**The records**

******************************

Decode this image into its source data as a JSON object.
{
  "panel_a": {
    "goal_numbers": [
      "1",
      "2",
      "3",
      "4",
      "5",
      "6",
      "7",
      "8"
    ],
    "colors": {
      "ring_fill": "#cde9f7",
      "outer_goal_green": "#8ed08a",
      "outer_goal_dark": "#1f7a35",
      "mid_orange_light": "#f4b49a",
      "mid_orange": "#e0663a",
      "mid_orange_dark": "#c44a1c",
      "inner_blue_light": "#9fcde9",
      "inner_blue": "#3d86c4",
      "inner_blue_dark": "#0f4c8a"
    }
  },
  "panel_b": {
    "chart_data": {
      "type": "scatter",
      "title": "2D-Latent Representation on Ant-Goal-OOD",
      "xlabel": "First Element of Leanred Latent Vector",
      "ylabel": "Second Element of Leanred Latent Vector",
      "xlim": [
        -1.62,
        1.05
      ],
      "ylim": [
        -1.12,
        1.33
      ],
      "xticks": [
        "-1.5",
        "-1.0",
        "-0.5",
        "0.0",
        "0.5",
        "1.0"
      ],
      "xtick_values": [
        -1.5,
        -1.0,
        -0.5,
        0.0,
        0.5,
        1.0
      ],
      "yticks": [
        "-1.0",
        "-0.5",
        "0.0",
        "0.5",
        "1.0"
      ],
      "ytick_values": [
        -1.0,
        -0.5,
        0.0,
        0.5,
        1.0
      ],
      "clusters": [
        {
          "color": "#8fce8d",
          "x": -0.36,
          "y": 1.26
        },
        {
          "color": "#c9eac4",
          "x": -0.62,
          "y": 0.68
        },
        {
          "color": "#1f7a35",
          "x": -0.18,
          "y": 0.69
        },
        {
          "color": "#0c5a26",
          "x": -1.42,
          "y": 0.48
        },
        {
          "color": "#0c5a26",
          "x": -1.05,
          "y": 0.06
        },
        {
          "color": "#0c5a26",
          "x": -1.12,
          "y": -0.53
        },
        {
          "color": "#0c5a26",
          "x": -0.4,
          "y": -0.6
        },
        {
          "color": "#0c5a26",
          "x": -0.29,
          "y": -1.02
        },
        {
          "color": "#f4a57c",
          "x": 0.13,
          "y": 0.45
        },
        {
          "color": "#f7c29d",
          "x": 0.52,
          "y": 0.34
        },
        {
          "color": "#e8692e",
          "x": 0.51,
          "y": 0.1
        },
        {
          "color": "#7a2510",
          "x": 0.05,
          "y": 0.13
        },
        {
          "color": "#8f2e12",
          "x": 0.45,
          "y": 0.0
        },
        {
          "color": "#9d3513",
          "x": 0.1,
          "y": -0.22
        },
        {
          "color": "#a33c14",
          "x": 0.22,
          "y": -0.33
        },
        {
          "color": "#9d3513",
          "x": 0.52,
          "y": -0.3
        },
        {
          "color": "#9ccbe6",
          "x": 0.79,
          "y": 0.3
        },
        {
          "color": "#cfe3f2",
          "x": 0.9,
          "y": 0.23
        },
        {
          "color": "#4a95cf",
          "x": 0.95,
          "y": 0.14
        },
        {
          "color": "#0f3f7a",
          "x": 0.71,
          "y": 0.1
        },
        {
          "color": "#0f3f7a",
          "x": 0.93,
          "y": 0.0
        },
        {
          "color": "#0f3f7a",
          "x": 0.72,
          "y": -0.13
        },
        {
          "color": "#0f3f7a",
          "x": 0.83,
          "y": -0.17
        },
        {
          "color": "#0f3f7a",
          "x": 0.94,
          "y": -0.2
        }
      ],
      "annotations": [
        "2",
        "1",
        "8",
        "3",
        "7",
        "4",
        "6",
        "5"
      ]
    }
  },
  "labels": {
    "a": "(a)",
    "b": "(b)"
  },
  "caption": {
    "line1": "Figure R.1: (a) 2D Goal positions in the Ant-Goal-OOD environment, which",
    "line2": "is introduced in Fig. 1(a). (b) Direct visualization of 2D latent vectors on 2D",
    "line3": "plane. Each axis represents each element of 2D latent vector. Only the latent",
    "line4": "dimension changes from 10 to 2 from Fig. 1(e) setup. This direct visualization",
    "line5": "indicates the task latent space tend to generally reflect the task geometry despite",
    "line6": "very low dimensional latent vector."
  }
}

******************************

**Work required**
Extract each line of the listing above, copying it word for word.

**Correct result**
Decode this image into its source data as a JSON object.
{
  "panel_a": {
    "goal_numbers": [
      "1",
      "2",
      "3",
      "4",
      "5",
      "6",
      "7",
      "8"
    ],
    "colors": {
      "ring_fill": "#cde9f7",
      "outer_goal_green": "#8ed08a",
      "outer_goal_dark": "#1f7a35",
      "mid_orange_light": "#f4b49a",
      "mid_orange": "#e0663a",
      "mid_orange_dark": "#c44a1c",
      "inner_blue_light": "#9fcde9",
      "inner_blue": "#3d86c4",
      "inner_blue_dark": "#0f4c8a"
    }
  },
  "panel_b": {
    "chart_data": {
      "type": "scatter",
      "title": "2D-Latent Representation on Ant-Goal-OOD",
      "xlabel": "First Element of Leanred Latent Vector",
      "ylabel": "Second Element of Leanred Latent Vector",
      "xlim": [
        -1.62,
        1.05
      ],
      "ylim": [
        -1.12,
        1.33
      ],
      "xticks": [
        "-1.5",
        "-1.0",
        "-0.5",
        "0.0",
        "0.5",
        "1.0"
      ],
      "xtick_values": [
        -1.5,
        -1.0,
        -0.5,
        0.0,
        0.5,
        1.0
      ],
      "yticks": [
        "-1.0",
        "-0.5",
        "0.0",
        "0.5",
        "1.0"
      ],
      "ytick_values": [
        -1.0,
        -0.5,
        0.0,
        0.5,
        1.0
      ],
      "clusters": [
        {
          "color": "#8fce8d",
          "x": -0.36,
          "y": 1.26
        },
        {
          "color": "#c9eac4",
          "x": -0.62,
          "y": 0.68
        },
        {
          "color": "#1f7a35",
          "x": -0.18,
          "y": 0.69
        },
        {
          "color": "#0c5a26",
          "x": -1.42,
          "y": 0.48
        },
        {
          "color": "#0c5a26",
          "x": -1.05,
          "y": 0.06
        },
        {
          "color": "#0c5a26",
          "x": -1.12,
          "y": -0.53
        },
        {
          "color": "#0c5a26",
          "x": -0.4,
          "y": -0.6
        },
        {
          "color": "#0c5a26",
          "x": -0.29,
          "y": -1.02
        },
        {
          "color": "#f4a57c",
          "x": 0.13,
          "y": 0.45
        },
        {
          "color": "#f7c29d",
          "x": 0.52,
          "y": 0.34
        },
        {
          "color": "#e8692e",
          "x": 0.51,
          "y": 0.1
        },
        {
          "color": "#7a2510",
          "x": 0.05,
          "y": 0.13
        },
        {
          "color": "#8f2e12",
          "x": 0.45,
          "y": 0.0
        },
        {
          "color": "#9d3513",
          "x": 0.1,
          "y": -0.22
        },
        {
          "color": "#a33c14",
          "x": 0.22,
          "y": -0.33
        },
        {
          "color": "#9d3513",
          "x": 0.52,
          "y": -0.3
        },
        {
          "color": "#9ccbe6",
          "x": 0.79,
          "y": 0.3
        },
        {
          "color": "#cfe3f2",
          "x": 0.9,
          "y": 0.23
        },
        {
          "color": "#4a95cf",
          "x": 0.95,
          "y": 0.14
        },
        {
          "color": "#0f3f7a",
          "x": 0.71,
          "y": 0.1
        },
        {
          "color": "#0f3f7a",
          "x": 0.93,
          "y": 0.0
        },
        {
          "color": "#0f3f7a",
          "x": 0.72,
          "y": -0.13
        },
        {
          "color": "#0f3f7a",
          "x": 0.83,
          "y": -0.17
        },
        {
          "color": "#0f3f7a",
          "x": 0.94,
          "y": -0.2
        }
      ],
      "annotations": [
        "2",
        "1",
        "8",
        "3",
        "7",
        "4",
        "6",
        "5"
      ]
    }
  },
  "labels": {
    "a": "(a)",
    "b": "(b)"
  },
  "caption": {
    "line1": "Figure R.1: (a) 2D Goal positions in the Ant-Goal-OOD environment, which",
    "line2": "is introduced in Fig. 1(a). (b) Direct visualization of 2D latent vectors on 2D",
    "line3": "plane. Each axis represents each element of 2D latent vector. Only the latent",
    "line4": "dimension changes from 10 to 2 from Fig. 1(e) setup. This direct visualization",
    "line5": "indicates the task latent space tend to generally reflect the task geometry despite",
    "line6": "very low dimensional latent vector."
  }
}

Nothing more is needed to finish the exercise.